■ Items
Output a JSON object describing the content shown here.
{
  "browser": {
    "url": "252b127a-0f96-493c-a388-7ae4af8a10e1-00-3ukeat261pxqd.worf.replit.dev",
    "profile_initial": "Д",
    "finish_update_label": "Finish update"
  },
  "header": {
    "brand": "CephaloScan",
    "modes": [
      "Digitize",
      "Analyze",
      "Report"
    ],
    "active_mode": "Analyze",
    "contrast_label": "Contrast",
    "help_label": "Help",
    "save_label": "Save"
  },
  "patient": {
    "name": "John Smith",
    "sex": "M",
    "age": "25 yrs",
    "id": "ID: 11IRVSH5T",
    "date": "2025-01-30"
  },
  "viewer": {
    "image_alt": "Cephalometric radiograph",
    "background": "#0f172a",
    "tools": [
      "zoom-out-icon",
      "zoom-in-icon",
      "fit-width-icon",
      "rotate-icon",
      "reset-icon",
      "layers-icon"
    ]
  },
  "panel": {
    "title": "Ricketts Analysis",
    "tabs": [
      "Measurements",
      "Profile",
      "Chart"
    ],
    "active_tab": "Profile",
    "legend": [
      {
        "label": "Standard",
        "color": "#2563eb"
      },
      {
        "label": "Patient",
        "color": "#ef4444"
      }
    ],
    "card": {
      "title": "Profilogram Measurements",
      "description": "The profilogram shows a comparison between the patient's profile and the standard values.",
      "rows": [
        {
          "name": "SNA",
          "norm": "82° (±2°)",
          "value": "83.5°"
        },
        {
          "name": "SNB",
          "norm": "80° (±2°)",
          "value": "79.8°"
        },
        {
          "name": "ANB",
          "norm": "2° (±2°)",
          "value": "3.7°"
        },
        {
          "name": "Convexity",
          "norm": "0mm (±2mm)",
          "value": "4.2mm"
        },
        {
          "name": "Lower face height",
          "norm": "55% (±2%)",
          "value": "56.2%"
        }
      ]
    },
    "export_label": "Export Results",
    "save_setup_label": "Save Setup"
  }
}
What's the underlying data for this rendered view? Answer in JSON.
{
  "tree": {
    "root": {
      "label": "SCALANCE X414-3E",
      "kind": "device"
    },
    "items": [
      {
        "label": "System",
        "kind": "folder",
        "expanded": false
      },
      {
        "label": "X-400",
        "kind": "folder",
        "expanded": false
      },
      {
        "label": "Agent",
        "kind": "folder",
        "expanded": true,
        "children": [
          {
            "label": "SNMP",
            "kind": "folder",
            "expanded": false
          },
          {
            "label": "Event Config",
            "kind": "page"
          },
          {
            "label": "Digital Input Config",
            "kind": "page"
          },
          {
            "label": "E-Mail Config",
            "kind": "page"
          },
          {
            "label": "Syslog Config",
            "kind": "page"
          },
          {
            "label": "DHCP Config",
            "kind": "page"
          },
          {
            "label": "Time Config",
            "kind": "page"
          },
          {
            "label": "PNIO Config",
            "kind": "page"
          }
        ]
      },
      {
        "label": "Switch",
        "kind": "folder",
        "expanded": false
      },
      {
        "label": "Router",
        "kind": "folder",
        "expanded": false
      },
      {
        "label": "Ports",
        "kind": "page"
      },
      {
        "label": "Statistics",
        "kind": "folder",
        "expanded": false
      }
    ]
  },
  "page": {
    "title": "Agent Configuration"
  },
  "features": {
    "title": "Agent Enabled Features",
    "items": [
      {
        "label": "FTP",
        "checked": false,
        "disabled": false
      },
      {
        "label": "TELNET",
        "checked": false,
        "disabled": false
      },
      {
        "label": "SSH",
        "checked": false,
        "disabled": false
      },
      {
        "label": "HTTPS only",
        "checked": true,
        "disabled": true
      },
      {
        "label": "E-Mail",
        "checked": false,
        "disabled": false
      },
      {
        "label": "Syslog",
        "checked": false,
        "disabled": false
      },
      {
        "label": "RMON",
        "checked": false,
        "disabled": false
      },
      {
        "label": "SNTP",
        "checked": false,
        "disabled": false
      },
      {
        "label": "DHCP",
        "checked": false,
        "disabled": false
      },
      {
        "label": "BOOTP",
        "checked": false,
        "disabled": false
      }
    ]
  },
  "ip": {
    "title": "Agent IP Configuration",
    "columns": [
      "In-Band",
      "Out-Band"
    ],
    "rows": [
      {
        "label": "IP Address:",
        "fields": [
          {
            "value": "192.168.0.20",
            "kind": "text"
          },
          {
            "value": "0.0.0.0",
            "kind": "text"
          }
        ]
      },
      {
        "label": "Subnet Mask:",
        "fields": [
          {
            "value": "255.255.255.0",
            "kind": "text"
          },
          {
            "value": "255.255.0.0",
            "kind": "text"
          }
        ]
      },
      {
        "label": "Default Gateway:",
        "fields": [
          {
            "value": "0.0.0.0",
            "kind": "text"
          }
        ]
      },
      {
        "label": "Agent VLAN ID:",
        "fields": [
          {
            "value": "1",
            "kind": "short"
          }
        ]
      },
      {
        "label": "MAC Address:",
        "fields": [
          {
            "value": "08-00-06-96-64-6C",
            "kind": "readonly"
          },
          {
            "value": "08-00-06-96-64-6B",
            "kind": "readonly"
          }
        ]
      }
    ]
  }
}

■ Problem to work on
Copy out the whole listing exactly.

■ Written solution
Output a JSON object describing the content shown here.
{
  "browser": {
    "url": "252b127a-0f96-493c-a388-7ae4af8a10e1-00-3ukeat261pxqd.worf.replit.dev",
    "profile_initial": "Д",
    "finish_update_label": "Finish update"
  },
  "header": {
    "brand": "CephaloScan",
    "modes": [
      "Digitize",
      "Analyze",
      "Report"
    ],
    "active_mode": "Analyze",
    "contrast_label": "Contrast",
    "help_label": "Help",
    "save_label": "Save"
  },
  "patient": {
    "name": "John Smith",
    "sex": "M",
    "age": "25 yrs",
    "id": "ID: 11IRVSH5T",
    "date": "2025-01-30"
  },
  "viewer": {
    "image_alt": "Cephalometric radiograph",
    "background": "#0f172a",
    "tools": [
      "zoom-out-icon",
      "zoom-in-icon",
      "fit-width-icon",
      "rotate-icon",
      "reset-icon",
      "layers-icon"
    ]
  },
  "panel": {
    "title": "Ricketts Analysis",
    "tabs": [
      "Measurements",
      "Profile",
      "Chart"
    ],
    "active_tab": "Profile",
    "legend": [
      {
        "label": "Standard",
        "color": "#2563eb"
      },
      {
        "label": "Patient",
        "color": "#ef4444"
      }
    ],
    "card": {
      "title": "Profilogram Measurements",
      "description": "The profilogram shows a comparison between the patient's profile and the standard values.",
      "rows": [
        {
          "name": "SNA",
          "norm": "82° (±2°)",
          "value": "83.5°"
        },
        {
          "name": "SNB",
          "norm": "80° (±2°)",
          "value": "79.8°"
        },
        {
          "name": "ANB",
          "norm": "2° (±2°)",
          "value": "3.7°"
        },
        {
          "name": "Convexity",
          "norm": "0mm (±2mm)",
          "value": "4.2mm"
        },
        {
          "name": "Lower face height",
          "norm": "55% (±2%)",
          "value": "56.2%"
        }
      ]
    },
    "export_label": "Export Results",
    "save_setup_label": "Save Setup"
  }
}
What's the underlying data for this rendered view? Answer in JSON.
{
  "tree": {
    "root": {
      "label": "SCALANCE X414-3E",
      "kind": "device"
    },
    "items": [
      {
        "label": "System",
        "kind": "folder",
        "expanded": false
      },
      {
        "label": "X-400",
        "kind": "folder",
        "expanded": false
      },
      {
        "label": "Agent",
        "kind": "folder",
        "expanded": true,
        "children": [
          {
            "label": "SNMP",
            "kind": "folder",
            "expanded": false
          },
          {
            "label": "Event Config",
            "kind": "page"
          },
          {
            "label": "Digital Input Config",
            "kind": "page"
          },
          {
            "label": "E-Mail Config",
            "kind": "page"
          },
          {
            "label": "Syslog Config",
            "kind": "page"
          },
          {
            "label": "DHCP Config",
            "kind": "page"
          },
          {
            "label": "Time Config",
            "kind": "page"
          },
          {
            "label": "PNIO Config",
            "kind": "page"
          }
        ]
      },
      {
        "label": "Switch",
        "kind": "folder",
        "expanded": false
      },
      {
        "label": "Router",
        "kind": "folder",
        "expanded": false
      },
      {
        "label": "Ports",
        "kind": "page"
      },
      {
        "label": "Statistics",
        "kind": "folder",
        "expanded": false
      }
    ]
  },
  "page": {
    "title": "Agent Configuration"
  },
  "features": {
    "title": "Agent Enabled Features",
    "items": [
      {
        "label": "FTP",
        "checked": false,
        "disabled": false
      },
      {
        "label": "TELNET",
        "checked": false,
        "disabled": false
      },
      {
        "label": "SSH",
        "checked": false,
        "disabled": false
      },
      {
        "label": "HTTPS only",
        "checked": true,
        "disabled": true
      },
      {
        "label": "E-Mail",
        "checked": false,
        "disabled": false
      },
      {
        "label": "Syslog",
        "checked": false,
        "disabled": false
      },
      {
        "label": "RMON",
        "checked": false,
        "disabled": false
      },
      {
        "label": "SNTP",
        "checked": false,
        "disabled": false
      },
      {
        "label": "DHCP",
        "checked": false,
        "disabled": false
      },
      {
        "label": "BOOTP",
        "checked": false,
        "disabled": false
      }
    ]
  },
  "ip": {
    "title": "Agent IP Configuration",
    "columns": [
      "In-Band",
      "Out-Band"
    ],
    "rows": [
      {
        "label": "IP Address:",
        "fields": [
          {
            "value": "192.168.0.20",
            "kind": "text"
          },
          {
            "value": "0.0.0.0",
            "kind": "text"
          }
        ]
      },
      {
        "label": "Subnet Mask:",
        "fields": [
          {
            "value": "255.255.255.0",
            "kind": "text"
          },
          {
            "value": "255.255.0.0",
            "kind": "text"
          }
        ]
      },
      {
        "label": "Default Gateway:",
        "fields": [
          {
            "value": "0.0.0.0",
            "kind": "text"
          }
        ]
      },
      {
        "label": "Agent VLAN ID:",
        "fields": [
          {
            "value": "1",
            "kind": "short"
          }
        ]
      },
      {
        "label": "MAC Address:",
        "fields": [
          {
            "value": "08-00-06-96-64-6C",
            "kind": "readonly"
          },
          {
            "value": "08-00-06-96-64-6B",
            "kind": "readonly"
          }
        ]
      }
    ]
  }
}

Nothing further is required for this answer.